Welcome to the STD forum.
Consistent condom use would have been a good idea for this new partnership, as it is for all relationships until and unless committed and expected to be mutually monogamous. That said, you sound like a responsible sort of person with respect to sexuality and STD protection, and your partner does as well; 5 lifetime partners is pretty low in terms of STD risk. Anyway, the number of partners is less important than the nature of those relationships.
Your symptoms do not sound like those of any STD. They are quite typical, however, for the physical manifestation of anxiety. To the specific questions:
1) Most HPV infections clear up within a year, and with a negative pap since the original abnormal one, probably she isn't still infected. But there are no guarantees; she could still be infected. But even if she were known to still have HPV, it can be ignored. Your concern about HPV ("carrying around infection potentially for yrs may be too much") seems way overblown. With 3 past sex partners, probably you have been infected already, perhaps more than once. Another HPV infection somewhere along the line will make no important difference in your health or that of future sex partners. Genital HPV as a normal and expected consequence of human sexuality -- not desirable, but unavoidable and natural. Having genital HPV from time to time is similar to having staph and strep on your skin, E. coli and yeasts in your intestine, and thousands of other microorgansims that harbor every nook and cranny of your body.
HPV vaccination is not currently recommended beyond age 26; the risk is generally low and by that age most people have already been infected with some if not all the HPV strains covered by the vaccine. If you really wanted to spend the money, vaccination would do no harm. But I do not recommend it and at a personal level I would not do it if I were in your shoes.
2) In the US, the statistical probabiliy that any particular adult age 25-30 has HSV-2 is around 10-15%; with only 5 lifetime partners, probably only a 5% chance. If infected, in the absence of an apparent outbreak, the chance of transmission is once for every several hundred to 1,000 unprotected vaginal sex exposures. So it would be extremely surprising if you have caught HSV-2.
3) Systemic symptoms like fever, headache and muscle aches can accompany initial HSV infections, but not by themselves -- only in the presence of obvious, painful skin lesions. Your symptoms don't even hint at HSV. I already speculated about the most likely cause.
To be honest, I don't understand why you are so stressed. You are at low STD risk and almost certainly are not now infected. These concerns are especially inappropriate if you otherwise see long term promise in the relationship. Fear of HSV or HPV never should be permitted to get in the way of love, romance, and commitment. This isn't a relationship counseling service, but I cannot help but say that if you cannot shake your fears or if you're fairly certain she is not "the one", it probably would be kinder to your partner (and yourself) to break it off sooner rather than later. But be aware: if you're going to demand STD purity in a partner, especially proof that someone doesn't have HPV, you'd best plan on lifelong celibacy.
Regards-- HHH, MD
In case you were wondering, the new girl found out today she is negative for everything.. I can feel comfortable pursuing things with her which comes as a major relief as she is quite special..
Thanks again...
Indeed, media attention and educational approaches in the 1980s created some misunderstandings about how flooded society is with STDs and HIV.

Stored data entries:

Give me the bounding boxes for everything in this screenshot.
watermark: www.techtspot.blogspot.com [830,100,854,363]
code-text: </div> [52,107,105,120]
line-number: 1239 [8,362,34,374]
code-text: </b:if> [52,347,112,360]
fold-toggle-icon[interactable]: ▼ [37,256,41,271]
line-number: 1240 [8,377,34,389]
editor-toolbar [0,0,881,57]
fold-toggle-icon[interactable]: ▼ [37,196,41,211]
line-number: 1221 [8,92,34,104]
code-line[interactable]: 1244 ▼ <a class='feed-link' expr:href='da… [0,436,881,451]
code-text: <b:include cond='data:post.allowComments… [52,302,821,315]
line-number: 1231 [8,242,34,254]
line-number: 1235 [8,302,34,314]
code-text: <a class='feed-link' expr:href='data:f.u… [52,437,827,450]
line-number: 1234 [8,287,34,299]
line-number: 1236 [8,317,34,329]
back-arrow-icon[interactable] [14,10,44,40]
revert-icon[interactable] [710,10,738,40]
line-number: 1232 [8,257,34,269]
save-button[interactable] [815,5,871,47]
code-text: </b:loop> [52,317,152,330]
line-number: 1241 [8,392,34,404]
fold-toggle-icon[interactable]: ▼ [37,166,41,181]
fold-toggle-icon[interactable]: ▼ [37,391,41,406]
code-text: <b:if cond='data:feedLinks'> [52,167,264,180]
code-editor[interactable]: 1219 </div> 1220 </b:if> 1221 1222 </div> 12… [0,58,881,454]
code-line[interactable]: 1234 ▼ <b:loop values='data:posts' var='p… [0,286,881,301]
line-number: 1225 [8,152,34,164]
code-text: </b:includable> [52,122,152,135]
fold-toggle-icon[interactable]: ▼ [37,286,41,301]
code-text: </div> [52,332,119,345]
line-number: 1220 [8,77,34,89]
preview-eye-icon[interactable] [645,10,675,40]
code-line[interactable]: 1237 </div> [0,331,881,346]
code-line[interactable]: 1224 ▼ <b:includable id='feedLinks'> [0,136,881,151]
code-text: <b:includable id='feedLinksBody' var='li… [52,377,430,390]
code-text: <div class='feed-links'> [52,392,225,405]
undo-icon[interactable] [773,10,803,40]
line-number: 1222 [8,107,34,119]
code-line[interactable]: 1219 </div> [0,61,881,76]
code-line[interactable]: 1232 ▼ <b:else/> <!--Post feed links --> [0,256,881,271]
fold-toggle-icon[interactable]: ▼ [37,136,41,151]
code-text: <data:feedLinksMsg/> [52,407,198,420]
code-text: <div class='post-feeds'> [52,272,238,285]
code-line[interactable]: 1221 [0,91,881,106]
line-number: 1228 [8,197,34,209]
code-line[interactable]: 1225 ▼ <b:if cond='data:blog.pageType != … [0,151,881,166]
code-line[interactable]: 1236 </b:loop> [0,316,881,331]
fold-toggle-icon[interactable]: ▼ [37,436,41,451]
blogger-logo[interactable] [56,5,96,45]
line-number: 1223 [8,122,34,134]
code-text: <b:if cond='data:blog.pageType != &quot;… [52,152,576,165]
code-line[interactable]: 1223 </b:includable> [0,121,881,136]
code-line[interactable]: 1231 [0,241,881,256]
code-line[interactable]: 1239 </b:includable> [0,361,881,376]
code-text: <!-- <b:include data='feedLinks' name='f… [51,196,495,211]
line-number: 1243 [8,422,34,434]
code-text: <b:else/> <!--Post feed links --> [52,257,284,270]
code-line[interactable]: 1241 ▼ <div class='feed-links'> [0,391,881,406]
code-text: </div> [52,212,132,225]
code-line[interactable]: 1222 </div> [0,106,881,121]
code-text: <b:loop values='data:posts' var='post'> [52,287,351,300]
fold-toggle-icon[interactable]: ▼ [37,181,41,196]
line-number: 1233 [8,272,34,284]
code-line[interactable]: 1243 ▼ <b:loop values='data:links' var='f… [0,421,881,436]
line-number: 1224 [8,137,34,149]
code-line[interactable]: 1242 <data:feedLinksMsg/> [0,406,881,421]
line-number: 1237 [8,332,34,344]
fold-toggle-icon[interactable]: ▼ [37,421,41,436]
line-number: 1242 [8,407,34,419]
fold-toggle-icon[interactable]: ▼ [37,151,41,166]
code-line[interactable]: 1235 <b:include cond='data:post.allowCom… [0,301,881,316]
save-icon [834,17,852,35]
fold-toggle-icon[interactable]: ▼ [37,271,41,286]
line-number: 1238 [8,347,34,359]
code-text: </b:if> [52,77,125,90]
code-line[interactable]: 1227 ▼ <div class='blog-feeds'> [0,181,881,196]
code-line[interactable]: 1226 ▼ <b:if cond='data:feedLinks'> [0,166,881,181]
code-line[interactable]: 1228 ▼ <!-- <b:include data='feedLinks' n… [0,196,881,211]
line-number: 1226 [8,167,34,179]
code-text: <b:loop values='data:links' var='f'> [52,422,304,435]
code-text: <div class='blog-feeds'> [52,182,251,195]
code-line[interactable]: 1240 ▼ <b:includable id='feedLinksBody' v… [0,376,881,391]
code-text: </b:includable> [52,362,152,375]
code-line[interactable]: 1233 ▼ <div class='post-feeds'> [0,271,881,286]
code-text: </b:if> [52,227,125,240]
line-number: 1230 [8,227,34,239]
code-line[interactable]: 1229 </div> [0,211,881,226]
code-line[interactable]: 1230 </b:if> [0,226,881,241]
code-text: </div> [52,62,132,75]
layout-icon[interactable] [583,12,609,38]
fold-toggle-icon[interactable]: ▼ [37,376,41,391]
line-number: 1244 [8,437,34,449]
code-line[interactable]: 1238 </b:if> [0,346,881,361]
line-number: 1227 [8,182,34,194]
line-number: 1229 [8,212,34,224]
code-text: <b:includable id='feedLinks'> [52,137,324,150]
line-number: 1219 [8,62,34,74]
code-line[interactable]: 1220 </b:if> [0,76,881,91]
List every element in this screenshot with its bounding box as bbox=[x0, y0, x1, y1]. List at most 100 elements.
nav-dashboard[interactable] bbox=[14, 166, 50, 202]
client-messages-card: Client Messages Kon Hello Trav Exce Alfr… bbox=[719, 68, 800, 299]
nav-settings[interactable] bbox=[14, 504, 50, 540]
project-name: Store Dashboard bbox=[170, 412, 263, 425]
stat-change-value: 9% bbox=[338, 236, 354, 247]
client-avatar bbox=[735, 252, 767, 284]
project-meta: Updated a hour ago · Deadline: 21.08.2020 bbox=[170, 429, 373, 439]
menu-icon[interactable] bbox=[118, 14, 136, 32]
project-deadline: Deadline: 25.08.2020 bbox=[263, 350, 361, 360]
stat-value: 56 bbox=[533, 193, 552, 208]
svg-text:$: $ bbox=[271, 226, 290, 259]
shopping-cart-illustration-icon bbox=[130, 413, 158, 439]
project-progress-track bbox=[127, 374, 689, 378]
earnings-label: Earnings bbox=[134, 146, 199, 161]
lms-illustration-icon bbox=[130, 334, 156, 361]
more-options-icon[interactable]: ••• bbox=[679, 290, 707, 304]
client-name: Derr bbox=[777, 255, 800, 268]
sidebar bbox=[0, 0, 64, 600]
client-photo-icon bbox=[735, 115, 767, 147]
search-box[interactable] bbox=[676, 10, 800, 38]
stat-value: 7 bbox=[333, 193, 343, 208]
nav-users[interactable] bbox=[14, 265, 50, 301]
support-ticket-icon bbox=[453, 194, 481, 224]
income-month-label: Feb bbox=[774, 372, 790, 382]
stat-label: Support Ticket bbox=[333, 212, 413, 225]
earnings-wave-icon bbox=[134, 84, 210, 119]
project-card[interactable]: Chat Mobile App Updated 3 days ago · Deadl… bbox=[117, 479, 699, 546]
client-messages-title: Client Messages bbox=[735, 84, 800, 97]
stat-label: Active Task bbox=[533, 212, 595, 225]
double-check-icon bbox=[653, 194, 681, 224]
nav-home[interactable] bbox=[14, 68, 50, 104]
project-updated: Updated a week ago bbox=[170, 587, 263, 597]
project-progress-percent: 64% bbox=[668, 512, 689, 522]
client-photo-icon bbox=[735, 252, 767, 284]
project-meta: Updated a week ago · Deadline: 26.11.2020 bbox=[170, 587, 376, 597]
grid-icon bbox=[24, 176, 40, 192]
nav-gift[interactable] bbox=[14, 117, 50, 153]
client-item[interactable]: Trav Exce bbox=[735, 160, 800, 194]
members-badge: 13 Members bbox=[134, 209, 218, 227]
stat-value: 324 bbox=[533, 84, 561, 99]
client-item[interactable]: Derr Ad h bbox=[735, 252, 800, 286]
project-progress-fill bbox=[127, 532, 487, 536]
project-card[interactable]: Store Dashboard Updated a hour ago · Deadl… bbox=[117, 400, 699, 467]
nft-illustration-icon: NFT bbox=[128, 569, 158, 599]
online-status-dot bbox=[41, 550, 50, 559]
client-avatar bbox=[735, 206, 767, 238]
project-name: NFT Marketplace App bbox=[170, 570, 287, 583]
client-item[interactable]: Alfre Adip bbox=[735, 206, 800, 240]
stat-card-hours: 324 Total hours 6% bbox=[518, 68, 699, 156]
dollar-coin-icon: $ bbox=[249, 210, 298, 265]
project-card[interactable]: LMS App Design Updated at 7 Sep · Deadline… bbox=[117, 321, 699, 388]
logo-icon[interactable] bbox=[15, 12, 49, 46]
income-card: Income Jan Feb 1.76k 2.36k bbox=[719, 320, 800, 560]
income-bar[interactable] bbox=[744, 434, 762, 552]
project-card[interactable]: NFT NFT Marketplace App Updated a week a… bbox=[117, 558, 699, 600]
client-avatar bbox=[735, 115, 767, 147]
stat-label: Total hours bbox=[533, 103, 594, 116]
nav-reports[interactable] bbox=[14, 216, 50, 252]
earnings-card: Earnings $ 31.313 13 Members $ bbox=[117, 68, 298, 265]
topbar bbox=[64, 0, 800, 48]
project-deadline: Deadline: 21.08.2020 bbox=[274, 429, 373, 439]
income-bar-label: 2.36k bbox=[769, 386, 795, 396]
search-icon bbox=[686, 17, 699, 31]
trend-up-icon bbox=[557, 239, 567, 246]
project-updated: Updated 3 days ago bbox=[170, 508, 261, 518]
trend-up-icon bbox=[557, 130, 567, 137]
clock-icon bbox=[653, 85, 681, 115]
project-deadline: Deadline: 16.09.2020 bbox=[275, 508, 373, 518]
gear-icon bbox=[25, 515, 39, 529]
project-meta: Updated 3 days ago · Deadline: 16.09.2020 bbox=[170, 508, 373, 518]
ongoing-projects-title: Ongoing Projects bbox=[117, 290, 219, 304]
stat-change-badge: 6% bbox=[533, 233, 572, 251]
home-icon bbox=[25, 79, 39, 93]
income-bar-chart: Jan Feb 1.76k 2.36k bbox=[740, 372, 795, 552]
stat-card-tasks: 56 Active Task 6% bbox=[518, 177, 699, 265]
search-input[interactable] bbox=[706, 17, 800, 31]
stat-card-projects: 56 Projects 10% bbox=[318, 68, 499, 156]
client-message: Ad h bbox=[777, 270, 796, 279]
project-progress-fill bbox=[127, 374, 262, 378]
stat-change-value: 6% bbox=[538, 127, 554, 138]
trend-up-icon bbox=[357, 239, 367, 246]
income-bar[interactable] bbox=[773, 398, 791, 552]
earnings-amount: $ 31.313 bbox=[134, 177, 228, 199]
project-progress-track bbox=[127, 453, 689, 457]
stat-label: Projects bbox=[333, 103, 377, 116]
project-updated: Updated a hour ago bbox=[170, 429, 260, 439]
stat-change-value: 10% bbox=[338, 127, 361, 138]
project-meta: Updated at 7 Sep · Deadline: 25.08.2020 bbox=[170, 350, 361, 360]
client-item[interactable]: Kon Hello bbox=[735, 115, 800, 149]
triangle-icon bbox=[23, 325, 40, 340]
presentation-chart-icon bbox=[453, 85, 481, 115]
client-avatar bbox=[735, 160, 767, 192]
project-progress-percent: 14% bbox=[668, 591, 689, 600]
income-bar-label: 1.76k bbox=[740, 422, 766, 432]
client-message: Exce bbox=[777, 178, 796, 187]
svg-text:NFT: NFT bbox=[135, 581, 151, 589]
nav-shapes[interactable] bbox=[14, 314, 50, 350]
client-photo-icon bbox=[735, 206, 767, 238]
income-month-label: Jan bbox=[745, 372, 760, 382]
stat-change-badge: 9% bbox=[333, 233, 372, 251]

**EXERCISE OBJECTIVE**
From the STD forum reply, return the passage that begins at the words "HPV vaccination is" and stops after "have caught HSV-2.", copied word for word.

**TASK ANSWER**
HPV vaccination is not currently recommended beyond age 26; the risk is generally low and by that age most people have already been infected with some if not all the HPV strains covered by the vaccine. If you really wanted to spend the money, vaccination would do no harm. But I do not recommend it and at a personal level I would not do it if I were in your shoes.
2) In the US, the statistical probabiliy that any particular adult age 25-30 has HSV-2 is around 10-15%; with only 5 lifetime partners, probably only a 5% chance. If infected, in the absence of an apparent outbreak, the chance of transmission is once for every several hundred to 1,000 unprotected vaginal sex exposures. So it would be extremely surprising if you have caught HSV-2.